-- BEGIN --
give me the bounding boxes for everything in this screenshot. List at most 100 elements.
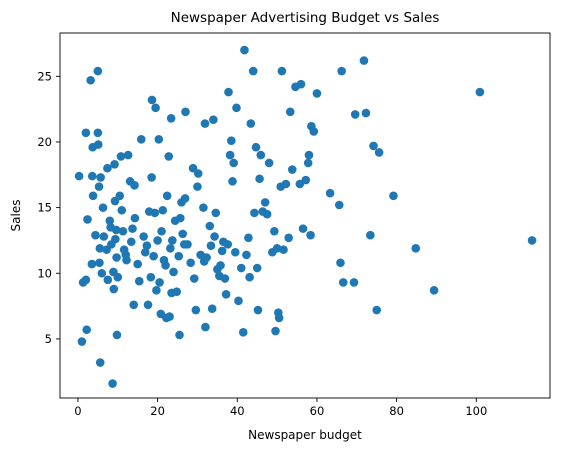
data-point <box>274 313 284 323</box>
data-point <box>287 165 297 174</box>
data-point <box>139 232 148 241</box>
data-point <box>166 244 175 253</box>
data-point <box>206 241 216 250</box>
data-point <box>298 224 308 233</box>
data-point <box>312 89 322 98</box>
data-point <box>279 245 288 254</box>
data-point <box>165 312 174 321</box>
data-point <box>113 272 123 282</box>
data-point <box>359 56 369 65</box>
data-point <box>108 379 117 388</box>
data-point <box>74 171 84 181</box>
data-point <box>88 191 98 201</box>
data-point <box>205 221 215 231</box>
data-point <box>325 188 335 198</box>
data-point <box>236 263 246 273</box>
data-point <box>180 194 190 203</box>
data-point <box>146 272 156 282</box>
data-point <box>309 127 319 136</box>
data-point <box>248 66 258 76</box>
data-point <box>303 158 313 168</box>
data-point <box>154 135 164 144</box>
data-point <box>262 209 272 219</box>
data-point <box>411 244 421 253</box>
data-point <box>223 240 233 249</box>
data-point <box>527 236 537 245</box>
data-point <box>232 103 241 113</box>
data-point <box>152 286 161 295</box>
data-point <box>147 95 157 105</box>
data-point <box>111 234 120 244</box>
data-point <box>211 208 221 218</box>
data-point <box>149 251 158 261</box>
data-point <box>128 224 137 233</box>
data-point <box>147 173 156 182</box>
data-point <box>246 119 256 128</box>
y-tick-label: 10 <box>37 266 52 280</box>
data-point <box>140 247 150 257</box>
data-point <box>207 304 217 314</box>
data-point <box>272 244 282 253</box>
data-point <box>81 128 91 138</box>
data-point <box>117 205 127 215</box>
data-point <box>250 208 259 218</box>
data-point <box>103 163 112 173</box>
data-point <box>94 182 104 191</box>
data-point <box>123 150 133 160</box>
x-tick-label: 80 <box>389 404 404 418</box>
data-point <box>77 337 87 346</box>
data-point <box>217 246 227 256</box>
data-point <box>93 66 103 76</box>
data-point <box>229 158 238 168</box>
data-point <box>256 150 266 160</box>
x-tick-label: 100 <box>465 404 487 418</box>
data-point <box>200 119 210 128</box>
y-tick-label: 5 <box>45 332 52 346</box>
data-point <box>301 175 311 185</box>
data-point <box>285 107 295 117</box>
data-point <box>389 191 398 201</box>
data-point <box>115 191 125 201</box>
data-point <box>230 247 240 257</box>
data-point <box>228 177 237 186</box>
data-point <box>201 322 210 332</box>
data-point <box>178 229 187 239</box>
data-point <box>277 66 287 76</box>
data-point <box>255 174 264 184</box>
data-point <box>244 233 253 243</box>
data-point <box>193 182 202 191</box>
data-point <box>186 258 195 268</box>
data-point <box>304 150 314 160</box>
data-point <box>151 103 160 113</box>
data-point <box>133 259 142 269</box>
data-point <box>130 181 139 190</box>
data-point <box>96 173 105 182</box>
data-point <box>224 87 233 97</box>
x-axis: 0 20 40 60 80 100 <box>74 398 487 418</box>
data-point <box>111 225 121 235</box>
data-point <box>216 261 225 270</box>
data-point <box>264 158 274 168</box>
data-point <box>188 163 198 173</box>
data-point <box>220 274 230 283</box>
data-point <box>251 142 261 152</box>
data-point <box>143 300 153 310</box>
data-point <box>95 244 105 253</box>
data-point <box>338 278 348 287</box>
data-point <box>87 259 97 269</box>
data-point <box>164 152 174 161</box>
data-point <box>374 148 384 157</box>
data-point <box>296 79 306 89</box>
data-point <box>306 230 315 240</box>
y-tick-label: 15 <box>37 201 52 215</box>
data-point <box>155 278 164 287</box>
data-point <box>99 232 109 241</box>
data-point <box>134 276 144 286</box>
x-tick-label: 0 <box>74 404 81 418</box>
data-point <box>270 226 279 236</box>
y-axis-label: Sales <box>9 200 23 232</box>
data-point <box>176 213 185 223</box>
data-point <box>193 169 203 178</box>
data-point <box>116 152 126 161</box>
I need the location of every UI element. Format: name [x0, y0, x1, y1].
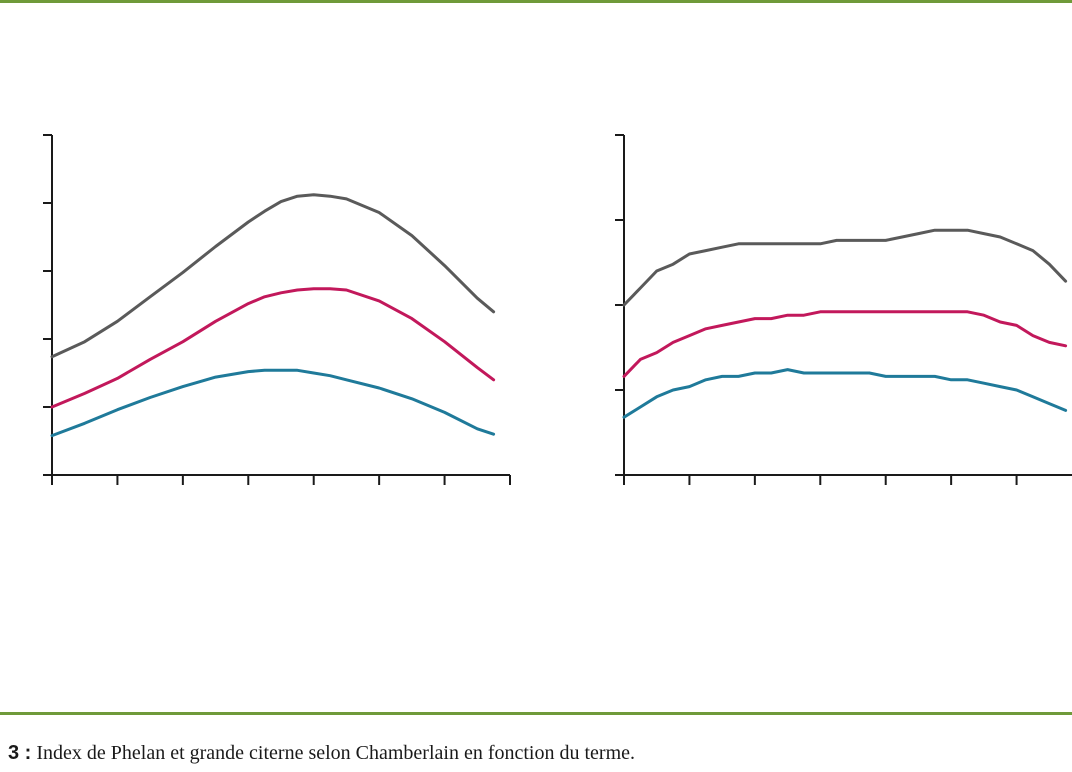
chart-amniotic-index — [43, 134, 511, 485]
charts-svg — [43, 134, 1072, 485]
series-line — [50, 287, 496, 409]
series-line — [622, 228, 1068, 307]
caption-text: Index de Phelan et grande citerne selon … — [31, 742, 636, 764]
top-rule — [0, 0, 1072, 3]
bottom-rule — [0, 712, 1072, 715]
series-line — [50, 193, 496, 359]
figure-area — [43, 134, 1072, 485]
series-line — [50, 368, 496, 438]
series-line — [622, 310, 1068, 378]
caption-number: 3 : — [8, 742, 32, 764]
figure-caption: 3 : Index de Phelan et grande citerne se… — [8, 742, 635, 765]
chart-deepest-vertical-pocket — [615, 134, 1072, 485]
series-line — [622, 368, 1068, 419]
-- END --
-- BEGIN --
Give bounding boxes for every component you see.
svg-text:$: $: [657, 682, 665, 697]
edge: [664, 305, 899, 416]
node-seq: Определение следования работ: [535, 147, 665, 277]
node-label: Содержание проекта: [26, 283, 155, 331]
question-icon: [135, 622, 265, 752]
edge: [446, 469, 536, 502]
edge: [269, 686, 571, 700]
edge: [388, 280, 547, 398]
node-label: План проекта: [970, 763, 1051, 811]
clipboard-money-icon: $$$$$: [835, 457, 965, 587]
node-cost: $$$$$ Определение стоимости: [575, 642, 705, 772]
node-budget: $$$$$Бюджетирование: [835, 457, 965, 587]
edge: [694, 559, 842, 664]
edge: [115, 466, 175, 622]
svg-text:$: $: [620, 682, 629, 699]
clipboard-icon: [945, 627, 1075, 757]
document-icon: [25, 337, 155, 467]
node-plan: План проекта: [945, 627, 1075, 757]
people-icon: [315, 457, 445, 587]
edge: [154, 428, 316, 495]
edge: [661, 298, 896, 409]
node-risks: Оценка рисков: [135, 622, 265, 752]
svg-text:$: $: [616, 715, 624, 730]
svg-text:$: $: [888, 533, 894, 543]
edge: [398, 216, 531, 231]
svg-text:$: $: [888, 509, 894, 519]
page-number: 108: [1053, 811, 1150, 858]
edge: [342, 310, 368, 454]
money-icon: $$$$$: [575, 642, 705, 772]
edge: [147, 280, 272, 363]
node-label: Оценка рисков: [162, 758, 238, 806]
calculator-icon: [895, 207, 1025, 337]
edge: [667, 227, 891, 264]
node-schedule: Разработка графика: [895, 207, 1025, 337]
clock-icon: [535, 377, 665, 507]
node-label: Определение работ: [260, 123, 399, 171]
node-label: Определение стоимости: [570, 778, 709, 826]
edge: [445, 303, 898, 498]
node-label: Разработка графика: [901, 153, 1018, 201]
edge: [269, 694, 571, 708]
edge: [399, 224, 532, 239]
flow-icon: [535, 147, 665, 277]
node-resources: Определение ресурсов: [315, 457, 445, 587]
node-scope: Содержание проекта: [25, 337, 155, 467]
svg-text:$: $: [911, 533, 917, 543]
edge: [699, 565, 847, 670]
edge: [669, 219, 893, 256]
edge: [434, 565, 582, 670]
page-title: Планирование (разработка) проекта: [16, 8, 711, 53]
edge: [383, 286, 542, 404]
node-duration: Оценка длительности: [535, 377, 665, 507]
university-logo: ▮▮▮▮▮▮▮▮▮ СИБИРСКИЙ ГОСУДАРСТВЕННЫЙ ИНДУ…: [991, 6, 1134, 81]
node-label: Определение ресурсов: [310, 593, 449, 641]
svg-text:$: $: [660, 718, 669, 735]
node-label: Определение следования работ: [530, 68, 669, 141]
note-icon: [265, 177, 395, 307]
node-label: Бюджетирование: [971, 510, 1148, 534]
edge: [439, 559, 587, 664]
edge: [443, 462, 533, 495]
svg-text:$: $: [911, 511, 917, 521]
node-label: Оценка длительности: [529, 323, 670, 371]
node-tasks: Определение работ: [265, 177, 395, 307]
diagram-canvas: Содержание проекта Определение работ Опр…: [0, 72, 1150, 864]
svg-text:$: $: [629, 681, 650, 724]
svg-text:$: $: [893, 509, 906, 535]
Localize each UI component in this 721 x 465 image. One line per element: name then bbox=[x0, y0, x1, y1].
-- END --
REQUEST: Retype the items that run from the line containing "data-point <box>274 313 284 323</box>" through the line containing "data-point <box>111 234 120 244</box>", with both of those lines included, reproducing each one without any change.

WRITTEN RESPONSE:
data-point <box>274 313 284 323</box>
data-point <box>287 165 297 174</box>
data-point <box>139 232 148 241</box>
data-point <box>166 244 175 253</box>
data-point <box>206 241 216 250</box>
data-point <box>298 224 308 233</box>
data-point <box>312 89 322 98</box>
data-point <box>279 245 288 254</box>
data-point <box>165 312 174 321</box>
data-point <box>113 272 123 282</box>
data-point <box>359 56 369 65</box>
data-point <box>108 379 117 388</box>
data-point <box>74 171 84 181</box>
data-point <box>88 191 98 201</box>
data-point <box>205 221 215 231</box>
data-point <box>325 188 335 198</box>
data-point <box>236 263 246 273</box>
data-point <box>180 194 190 203</box>
data-point <box>146 272 156 282</box>
data-point <box>309 127 319 136</box>
data-point <box>248 66 258 76</box>
data-point <box>303 158 313 168</box>
data-point <box>154 135 164 144</box>
data-point <box>262 209 272 219</box>
data-point <box>411 244 421 253</box>
data-point <box>223 240 233 249</box>
data-point <box>527 236 537 245</box>
data-point <box>232 103 241 113</box>
data-point <box>152 286 161 295</box>
data-point <box>147 95 157 105</box>
data-point <box>111 234 120 244</box>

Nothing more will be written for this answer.